> **EXERCISE GOAL**:
Will you transcribe the entries that follow, exactly and in full?

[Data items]
++++++

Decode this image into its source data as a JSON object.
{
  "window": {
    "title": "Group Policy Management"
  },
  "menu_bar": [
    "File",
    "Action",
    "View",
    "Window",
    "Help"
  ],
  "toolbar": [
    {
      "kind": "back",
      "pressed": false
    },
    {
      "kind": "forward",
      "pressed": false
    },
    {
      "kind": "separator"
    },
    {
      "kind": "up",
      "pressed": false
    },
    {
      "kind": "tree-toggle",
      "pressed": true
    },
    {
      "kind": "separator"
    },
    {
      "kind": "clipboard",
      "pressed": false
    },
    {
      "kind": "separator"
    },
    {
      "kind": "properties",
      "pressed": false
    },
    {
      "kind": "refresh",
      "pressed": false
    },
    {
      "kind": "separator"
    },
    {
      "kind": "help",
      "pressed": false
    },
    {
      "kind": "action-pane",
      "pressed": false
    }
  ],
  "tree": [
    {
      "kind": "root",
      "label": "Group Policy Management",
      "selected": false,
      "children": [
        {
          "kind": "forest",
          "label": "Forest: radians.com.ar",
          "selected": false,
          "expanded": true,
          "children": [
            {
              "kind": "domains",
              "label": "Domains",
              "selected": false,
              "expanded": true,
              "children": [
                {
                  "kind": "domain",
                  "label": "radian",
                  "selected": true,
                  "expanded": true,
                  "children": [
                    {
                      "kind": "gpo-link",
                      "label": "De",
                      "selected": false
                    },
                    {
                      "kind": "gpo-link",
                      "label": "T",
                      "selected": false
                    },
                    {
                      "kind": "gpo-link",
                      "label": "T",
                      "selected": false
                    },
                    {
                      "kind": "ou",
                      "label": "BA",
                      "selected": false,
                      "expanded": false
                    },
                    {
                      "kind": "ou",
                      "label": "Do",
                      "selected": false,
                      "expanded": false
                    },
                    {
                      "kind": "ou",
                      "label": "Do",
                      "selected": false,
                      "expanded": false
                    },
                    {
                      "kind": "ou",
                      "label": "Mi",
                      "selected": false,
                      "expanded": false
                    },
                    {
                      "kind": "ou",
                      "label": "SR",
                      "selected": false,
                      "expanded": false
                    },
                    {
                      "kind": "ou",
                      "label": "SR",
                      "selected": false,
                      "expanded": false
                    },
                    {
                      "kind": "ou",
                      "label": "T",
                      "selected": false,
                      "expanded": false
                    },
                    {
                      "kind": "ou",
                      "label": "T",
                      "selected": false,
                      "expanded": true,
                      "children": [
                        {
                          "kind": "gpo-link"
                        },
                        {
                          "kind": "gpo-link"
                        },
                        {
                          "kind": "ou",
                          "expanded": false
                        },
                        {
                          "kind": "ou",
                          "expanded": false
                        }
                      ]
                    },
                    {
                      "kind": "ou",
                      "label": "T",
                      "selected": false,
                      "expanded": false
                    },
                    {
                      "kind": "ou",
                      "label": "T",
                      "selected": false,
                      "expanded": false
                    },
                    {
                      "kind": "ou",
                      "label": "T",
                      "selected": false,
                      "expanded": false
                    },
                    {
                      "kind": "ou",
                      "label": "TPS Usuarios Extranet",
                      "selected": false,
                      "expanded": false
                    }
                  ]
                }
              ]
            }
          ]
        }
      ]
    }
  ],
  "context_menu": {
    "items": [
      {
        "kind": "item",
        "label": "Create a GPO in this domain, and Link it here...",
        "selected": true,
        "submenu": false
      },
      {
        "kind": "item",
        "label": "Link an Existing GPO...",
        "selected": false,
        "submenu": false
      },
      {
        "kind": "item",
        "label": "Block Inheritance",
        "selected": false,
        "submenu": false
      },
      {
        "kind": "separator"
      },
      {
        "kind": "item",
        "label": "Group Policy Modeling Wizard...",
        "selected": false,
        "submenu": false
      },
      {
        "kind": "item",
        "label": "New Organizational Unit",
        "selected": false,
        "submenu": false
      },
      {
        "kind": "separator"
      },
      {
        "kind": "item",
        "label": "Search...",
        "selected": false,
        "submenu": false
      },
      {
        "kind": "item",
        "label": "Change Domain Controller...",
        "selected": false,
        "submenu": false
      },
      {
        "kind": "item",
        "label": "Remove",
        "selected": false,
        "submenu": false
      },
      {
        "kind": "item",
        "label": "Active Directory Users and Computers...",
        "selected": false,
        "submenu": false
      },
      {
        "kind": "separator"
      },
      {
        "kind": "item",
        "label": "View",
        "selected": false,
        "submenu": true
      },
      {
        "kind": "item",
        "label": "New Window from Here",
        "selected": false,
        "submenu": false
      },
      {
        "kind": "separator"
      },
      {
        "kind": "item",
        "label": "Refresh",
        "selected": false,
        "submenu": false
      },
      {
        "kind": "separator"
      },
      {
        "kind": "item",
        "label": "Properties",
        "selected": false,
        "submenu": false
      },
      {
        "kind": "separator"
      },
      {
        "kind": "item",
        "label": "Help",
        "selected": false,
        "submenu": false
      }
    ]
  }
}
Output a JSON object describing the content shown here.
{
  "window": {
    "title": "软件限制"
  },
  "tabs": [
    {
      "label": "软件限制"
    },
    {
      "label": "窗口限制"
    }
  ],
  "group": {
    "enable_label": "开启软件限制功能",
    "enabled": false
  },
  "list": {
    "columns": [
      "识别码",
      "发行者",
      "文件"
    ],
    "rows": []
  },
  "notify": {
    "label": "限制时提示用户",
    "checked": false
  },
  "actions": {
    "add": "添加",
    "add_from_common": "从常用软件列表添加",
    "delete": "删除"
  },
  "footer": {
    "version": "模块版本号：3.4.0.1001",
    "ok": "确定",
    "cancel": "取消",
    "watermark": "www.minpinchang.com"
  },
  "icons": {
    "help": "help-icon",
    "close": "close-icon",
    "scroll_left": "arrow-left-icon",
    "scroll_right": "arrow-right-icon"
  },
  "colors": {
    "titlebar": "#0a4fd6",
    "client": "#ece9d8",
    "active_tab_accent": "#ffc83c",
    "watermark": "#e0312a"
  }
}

++++++

> **COMPLETE ANSWER**:
Decode this image into its source data as a JSON object.
{
  "window": {
    "title": "Group Policy Management"
  },
  "menu_bar": [
    "File",
    "Action",
    "View",
    "Window",
    "Help"
  ],
  "toolbar": [
    {
      "kind": "back",
      "pressed": false
    },
    {
      "kind": "forward",
      "pressed": false
    },
    {
      "kind": "separator"
    },
    {
      "kind": "up",
      "pressed": false
    },
    {
      "kind": "tree-toggle",
      "pressed": true
    },
    {
      "kind": "separator"
    },
    {
      "kind": "clipboard",
      "pressed": false
    },
    {
      "kind": "separator"
    },
    {
      "kind": "properties",
      "pressed": false
    },
    {
      "kind": "refresh",
      "pressed": false
    },
    {
      "kind": "separator"
    },
    {
      "kind": "help",
      "pressed": false
    },
    {
      "kind": "action-pane",
      "pressed": false
    }
  ],
  "tree": [
    {
      "kind": "root",
      "label": "Group Policy Management",
      "selected": false,
      "children": [
        {
          "kind": "forest",
          "label": "Forest: radians.com.ar",
          "selected": false,
          "expanded": true,
          "children": [
            {
              "kind": "domains",
              "label": "Domains",
              "selected": false,
              "expanded": true,
              "children": [
                {
                  "kind": "domain",
                  "label": "radian",
                  "selected": true,
                  "expanded": true,
                  "children": [
                    {
                      "kind": "gpo-link",
                      "label": "De",
                      "selected": false
                    },
                    {
                      "kind": "gpo-link",
                      "label": "T",
                      "selected": false
                    },
                    {
                      "kind": "gpo-link",
                      "label": "T",
                      "selected": false
                    },
                    {
                      "kind": "ou",
                      "label": "BA",
                      "selected": false,
                      "expanded": false
                    },
                    {
                      "kind": "ou",
                      "label": "Do",
                      "selected": false,
                      "expanded": false
                    },
                    {
                      "kind": "ou",
                      "label": "Do",
                      "selected": false,
                      "expanded": false
                    },
                    {
                      "kind": "ou",
                      "label": "Mi",
                      "selected": false,
                      "expanded": false
                    },
                    {
                      "kind": "ou",
                      "label": "SR",
                      "selected": false,
                      "expanded": false
                    },
                    {
                      "kind": "ou",
                      "label": "SR",
                      "selected": false,
                      "expanded": false
                    },
                    {
                      "kind": "ou",
                      "label": "T",
                      "selected": false,
                      "expanded": false
                    },
                    {
                      "kind": "ou",
                      "label": "T",
                      "selected": false,
                      "expanded": true,
                      "children": [
                        {
                          "kind": "gpo-link"
                        },
                        {
                          "kind": "gpo-link"
                        },
                        {
                          "kind": "ou",
                          "expanded": false
                        },
                        {
                          "kind": "ou",
                          "expanded": false
                        }
                      ]
                    },
                    {
                      "kind": "ou",
                      "label": "T",
                      "selected": false,
                      "expanded": false
                    },
                    {
                      "kind": "ou",
                      "label": "T",
                      "selected": false,
                      "expanded": false
                    },
                    {
                      "kind": "ou",
                      "label": "T",
                      "selected": false,
                      "expanded": false
                    },
                    {
                      "kind": "ou",
                      "label": "TPS Usuarios Extranet",
                      "selected": false,
                      "expanded": false
                    }
                  ]
                }
              ]
            }
          ]
        }
      ]
    }
  ],
  "context_menu": {
    "items": [
      {
        "kind": "item",
        "label": "Create a GPO in this domain, and Link it here...",
        "selected": true,
        "submenu": false
      },
      {
        "kind": "item",
        "label": "Link an Existing GPO...",
        "selected": false,
        "submenu": false
      },
      {
        "kind": "item",
        "label": "Block Inheritance",
        "selected": false,
        "submenu": false
      },
      {
        "kind": "separator"
      },
      {
        "kind": "item",
        "label": "Group Policy Modeling Wizard...",
        "selected": false,
        "submenu": false
      },
      {
        "kind": "item",
        "label": "New Organizational Unit",
        "selected": false,
        "submenu": false
      },
      {
        "kind": "separator"
      },
      {
        "kind": "item",
        "label": "Search...",
        "selected": false,
        "submenu": false
      },
      {
        "kind": "item",
        "label": "Change Domain Controller...",
        "selected": false,
        "submenu": false
      },
      {
        "kind": "item",
        "label": "Remove",
        "selected": false,
        "submenu": false
      },
      {
        "kind": "item",
        "label": "Active Directory Users and Computers...",
        "selected": false,
        "submenu": false
      },
      {
        "kind": "separator"
      },
      {
        "kind": "item",
        "label": "View",
        "selected": false,
        "submenu": true
      },
      {
        "kind": "item",
        "label": "New Window from Here",
        "selected": false,
        "submenu": false
      },
      {
        "kind": "separator"
      },
      {
        "kind": "item",
        "label": "Refresh",
        "selected": false,
        "submenu": false
      },
      {
        "kind": "separator"
      },
      {
        "kind": "item",
        "label": "Properties",
        "selected": false,
        "submenu": false
      },
      {
        "kind": "separator"
      },
      {
        "kind": "item",
        "label": "Help",
        "selected": false,
        "submenu": false
      }
    ]
  }
}
Output a JSON object describing the content shown here.
{
  "window": {
    "title": "软件限制"
  },
  "tabs": [
    {
      "label": "软件限制"
    },
    {
      "label": "窗口限制"
    }
  ],
  "group": {
    "enable_label": "开启软件限制功能",
    "enabled": false
  },
  "list": {
    "columns": [
      "识别码",
      "发行者",
      "文件"
    ],
    "rows": []
  },
  "notify": {
    "label": "限制时提示用户",
    "checked": false
  },
  "actions": {
    "add": "添加",
    "add_from_common": "从常用软件列表添加",
    "delete": "删除"
  },
  "footer": {
    "version": "模块版本号：3.4.0.1001",
    "ok": "确定",
    "cancel": "取消",
    "watermark": "www.minpinchang.com"
  },
  "icons": {
    "help": "help-icon",
    "close": "close-icon",
    "scroll_left": "arrow-left-icon",
    "scroll_right": "arrow-right-icon"
  },
  "colors": {
    "titlebar": "#0a4fd6",
    "client": "#ece9d8",
    "active_tab_accent": "#ffc83c",
    "watermark": "#e0312a"
  }
}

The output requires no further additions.